Job:
Below are the records; copy each line in them that holds the word "name".

Entries:
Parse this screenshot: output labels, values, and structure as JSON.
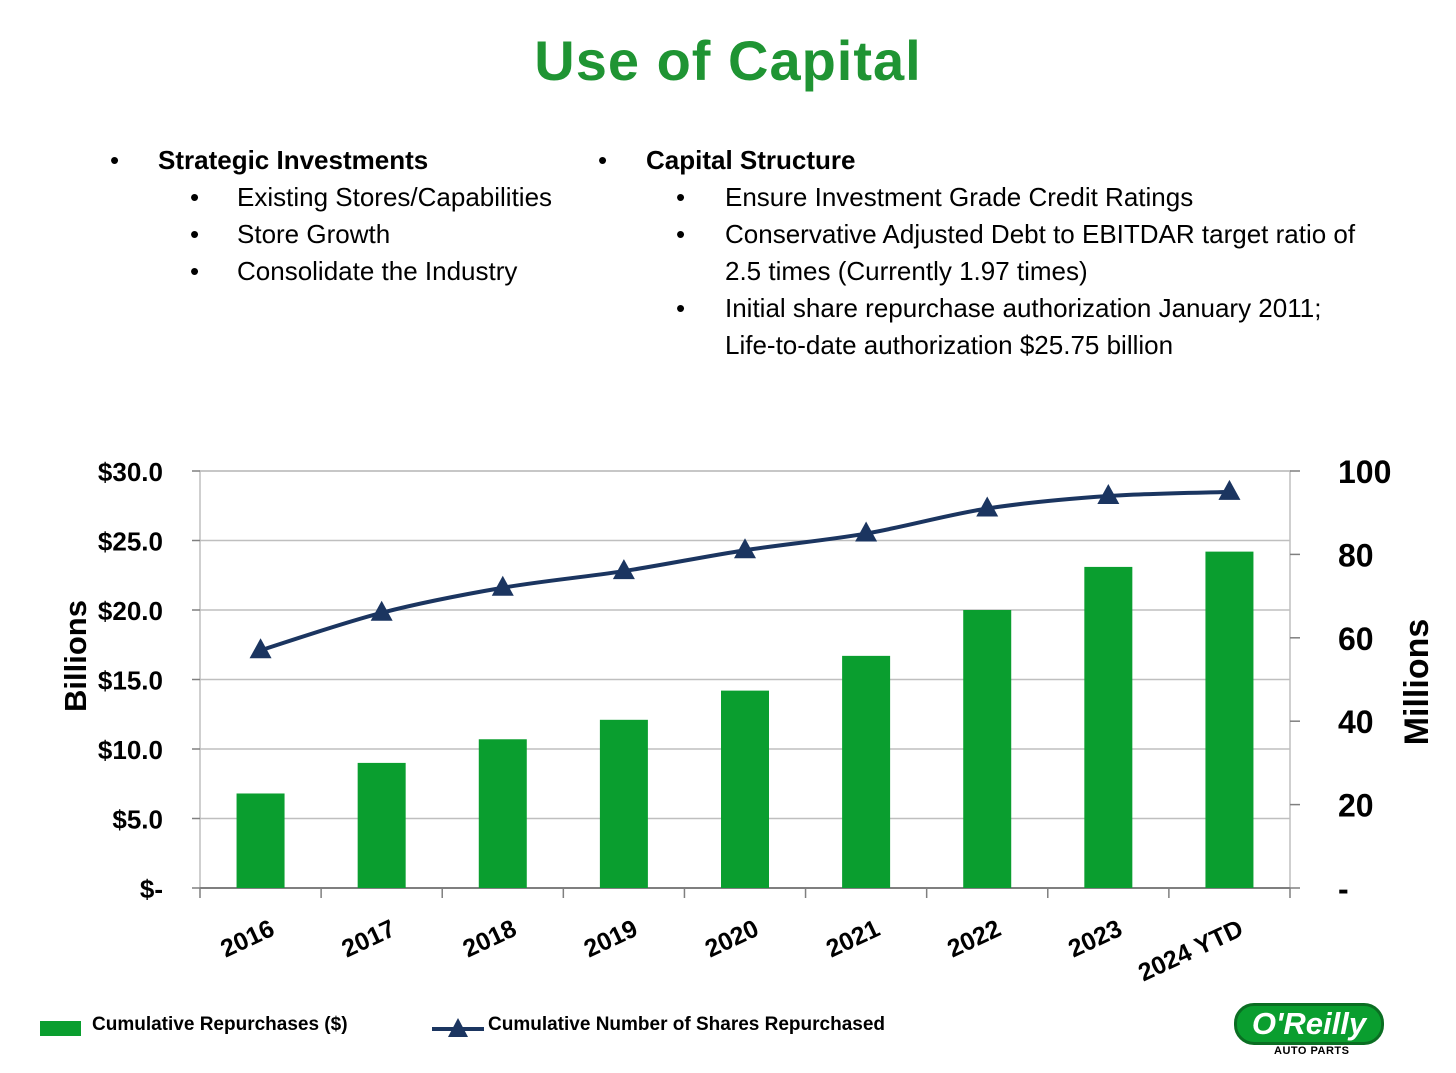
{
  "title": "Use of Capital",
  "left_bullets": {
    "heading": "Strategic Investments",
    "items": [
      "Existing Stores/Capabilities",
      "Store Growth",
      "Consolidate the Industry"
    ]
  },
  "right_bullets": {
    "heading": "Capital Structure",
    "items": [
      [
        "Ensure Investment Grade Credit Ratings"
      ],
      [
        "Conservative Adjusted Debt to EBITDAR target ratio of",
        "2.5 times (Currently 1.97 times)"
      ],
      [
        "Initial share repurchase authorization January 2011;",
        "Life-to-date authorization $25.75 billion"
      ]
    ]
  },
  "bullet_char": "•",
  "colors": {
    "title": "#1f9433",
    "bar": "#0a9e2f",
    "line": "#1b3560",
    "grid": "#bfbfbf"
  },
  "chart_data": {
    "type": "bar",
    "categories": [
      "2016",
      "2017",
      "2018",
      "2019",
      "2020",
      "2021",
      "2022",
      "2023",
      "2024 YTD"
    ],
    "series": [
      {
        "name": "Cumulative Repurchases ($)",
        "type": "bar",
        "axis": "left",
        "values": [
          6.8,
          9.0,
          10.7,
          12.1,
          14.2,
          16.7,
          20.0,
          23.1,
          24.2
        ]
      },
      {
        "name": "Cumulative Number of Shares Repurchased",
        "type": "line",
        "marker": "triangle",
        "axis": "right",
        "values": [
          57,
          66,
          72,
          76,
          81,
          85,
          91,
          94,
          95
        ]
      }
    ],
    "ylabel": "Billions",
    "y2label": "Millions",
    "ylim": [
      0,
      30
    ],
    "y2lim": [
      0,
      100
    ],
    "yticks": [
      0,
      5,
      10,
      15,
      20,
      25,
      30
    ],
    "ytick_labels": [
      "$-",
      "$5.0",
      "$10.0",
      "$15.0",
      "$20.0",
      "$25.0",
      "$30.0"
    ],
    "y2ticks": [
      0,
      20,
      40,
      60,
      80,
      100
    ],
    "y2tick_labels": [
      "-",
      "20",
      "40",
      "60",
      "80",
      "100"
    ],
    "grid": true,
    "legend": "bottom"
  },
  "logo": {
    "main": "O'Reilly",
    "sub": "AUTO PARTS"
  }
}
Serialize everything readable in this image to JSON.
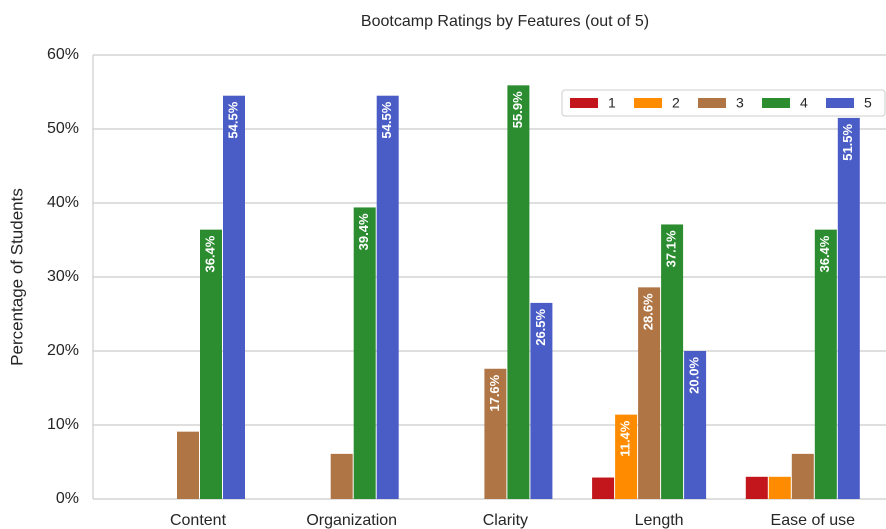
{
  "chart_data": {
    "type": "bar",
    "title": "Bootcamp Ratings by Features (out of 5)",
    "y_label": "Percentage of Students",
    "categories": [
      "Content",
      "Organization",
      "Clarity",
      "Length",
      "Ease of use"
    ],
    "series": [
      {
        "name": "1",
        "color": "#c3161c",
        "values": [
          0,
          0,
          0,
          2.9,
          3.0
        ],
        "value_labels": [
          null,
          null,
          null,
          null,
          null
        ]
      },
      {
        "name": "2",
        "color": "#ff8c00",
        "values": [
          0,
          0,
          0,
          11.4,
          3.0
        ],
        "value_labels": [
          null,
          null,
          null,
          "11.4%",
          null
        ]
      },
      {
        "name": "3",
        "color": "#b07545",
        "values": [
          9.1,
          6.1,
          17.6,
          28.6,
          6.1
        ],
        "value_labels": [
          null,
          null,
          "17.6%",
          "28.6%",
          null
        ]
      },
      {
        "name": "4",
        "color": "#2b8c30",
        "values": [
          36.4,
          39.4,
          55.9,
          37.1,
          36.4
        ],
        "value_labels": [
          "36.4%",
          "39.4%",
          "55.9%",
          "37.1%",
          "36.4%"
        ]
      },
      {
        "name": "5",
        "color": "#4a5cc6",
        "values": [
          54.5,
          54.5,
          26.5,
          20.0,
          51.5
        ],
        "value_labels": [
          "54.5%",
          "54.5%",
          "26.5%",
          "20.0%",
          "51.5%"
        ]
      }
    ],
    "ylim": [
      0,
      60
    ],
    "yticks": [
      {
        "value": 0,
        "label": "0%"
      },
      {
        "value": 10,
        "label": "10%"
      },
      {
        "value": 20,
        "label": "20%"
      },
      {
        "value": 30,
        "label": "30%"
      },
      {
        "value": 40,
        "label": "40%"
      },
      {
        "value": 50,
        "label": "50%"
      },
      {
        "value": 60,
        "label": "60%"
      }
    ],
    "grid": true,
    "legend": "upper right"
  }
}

==

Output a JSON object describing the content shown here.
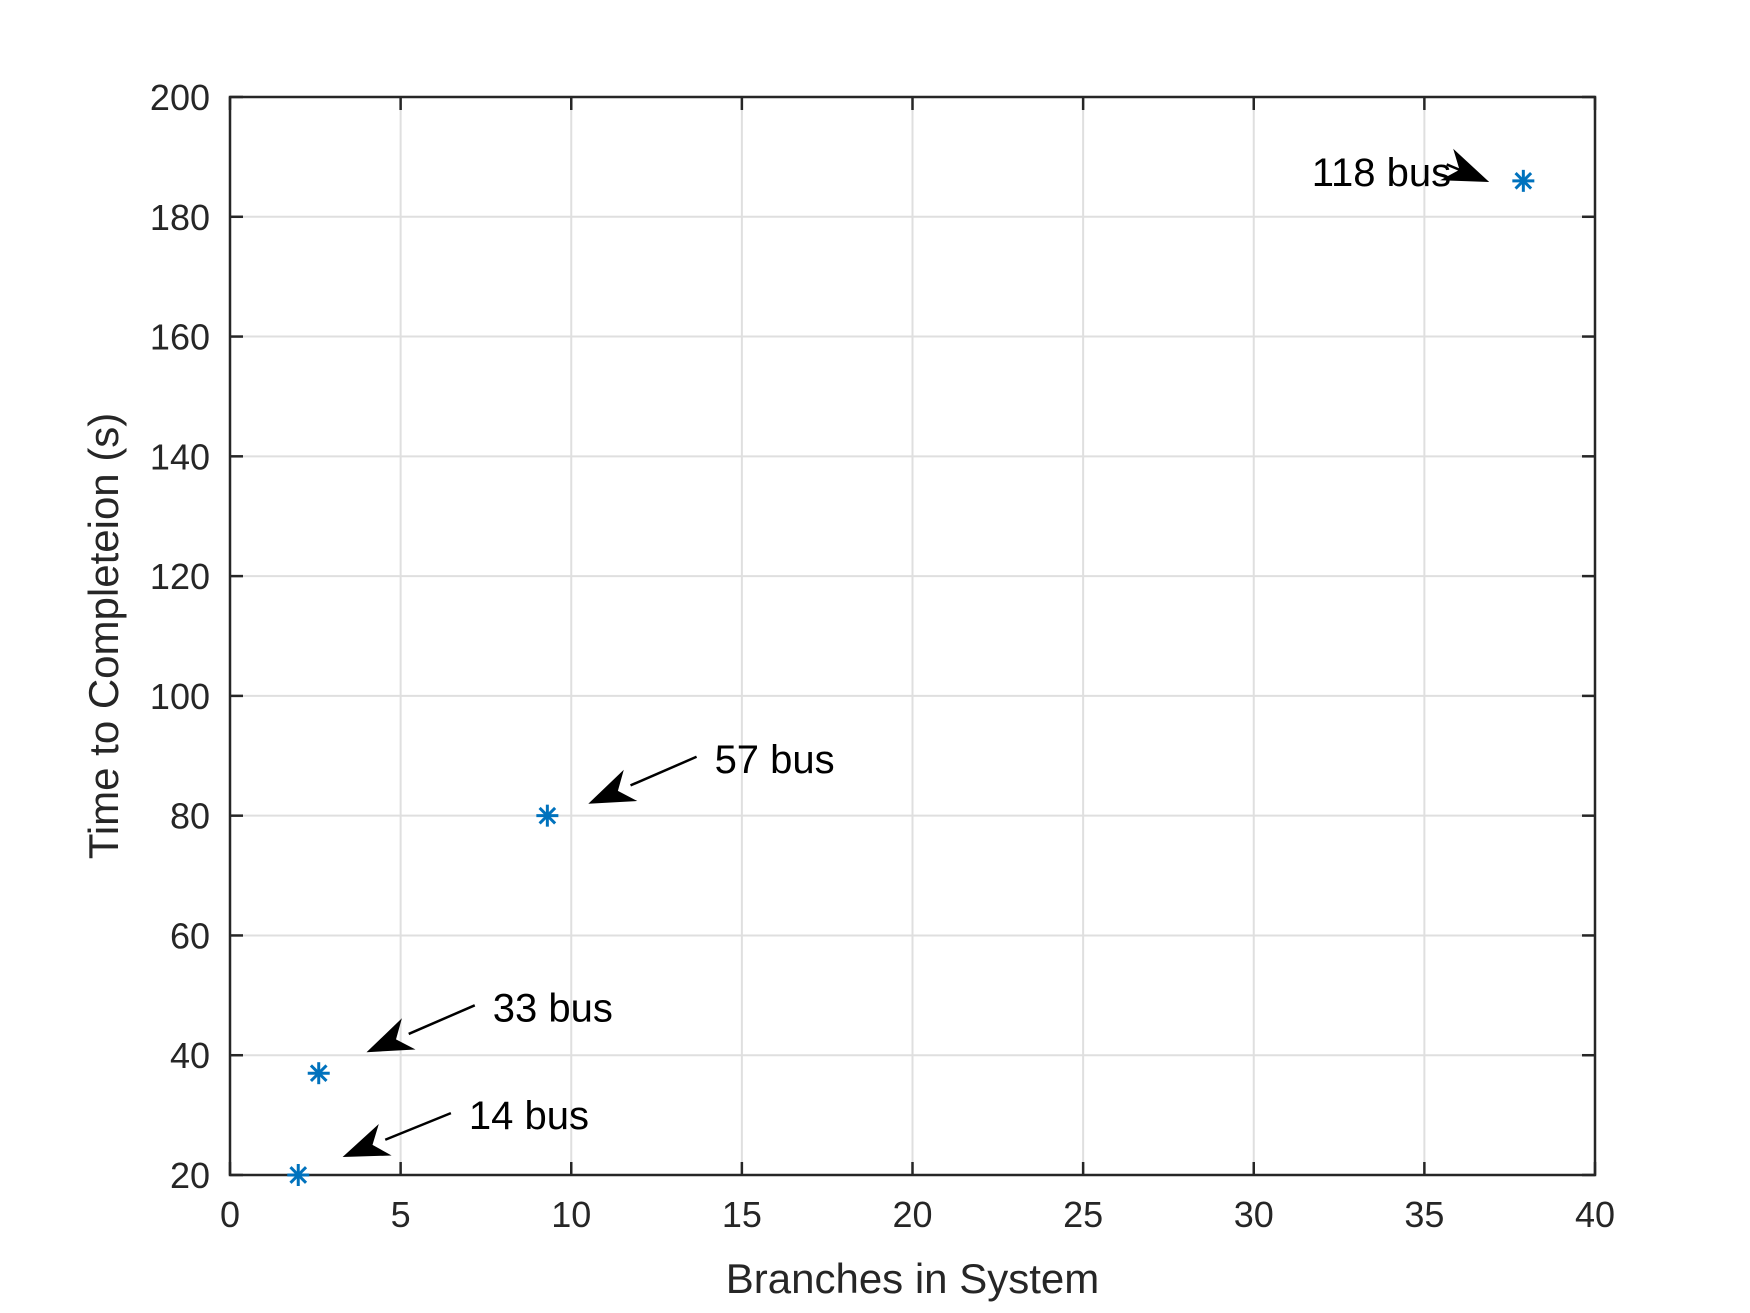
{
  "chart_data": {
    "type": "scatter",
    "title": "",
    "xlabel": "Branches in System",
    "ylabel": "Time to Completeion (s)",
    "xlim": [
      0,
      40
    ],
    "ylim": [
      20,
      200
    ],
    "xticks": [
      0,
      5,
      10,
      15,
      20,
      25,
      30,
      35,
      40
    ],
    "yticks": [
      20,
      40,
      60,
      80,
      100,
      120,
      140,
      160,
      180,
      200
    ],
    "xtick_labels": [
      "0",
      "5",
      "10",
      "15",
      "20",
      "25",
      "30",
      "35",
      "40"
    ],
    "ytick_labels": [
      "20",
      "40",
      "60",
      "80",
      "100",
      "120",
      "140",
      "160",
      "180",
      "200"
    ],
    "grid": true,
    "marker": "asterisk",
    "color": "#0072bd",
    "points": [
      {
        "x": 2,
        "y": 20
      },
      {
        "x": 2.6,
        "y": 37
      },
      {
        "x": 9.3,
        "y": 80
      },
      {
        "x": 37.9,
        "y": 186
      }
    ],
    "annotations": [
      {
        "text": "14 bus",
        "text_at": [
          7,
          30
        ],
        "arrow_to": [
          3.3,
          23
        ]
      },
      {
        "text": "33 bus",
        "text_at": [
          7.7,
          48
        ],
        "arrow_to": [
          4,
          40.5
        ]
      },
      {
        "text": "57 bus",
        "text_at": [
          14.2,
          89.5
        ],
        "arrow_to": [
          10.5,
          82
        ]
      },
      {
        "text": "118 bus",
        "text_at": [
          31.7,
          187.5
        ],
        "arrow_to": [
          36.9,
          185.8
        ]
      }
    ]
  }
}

Problem solution:
        "name": "Cumulative Repurchases ($)",
        "name": "Cumulative Number of Shares Repurchased",
        "name": "1",
        "name": "2",
        "name": "3",
        "name": "4",
        "name": "5",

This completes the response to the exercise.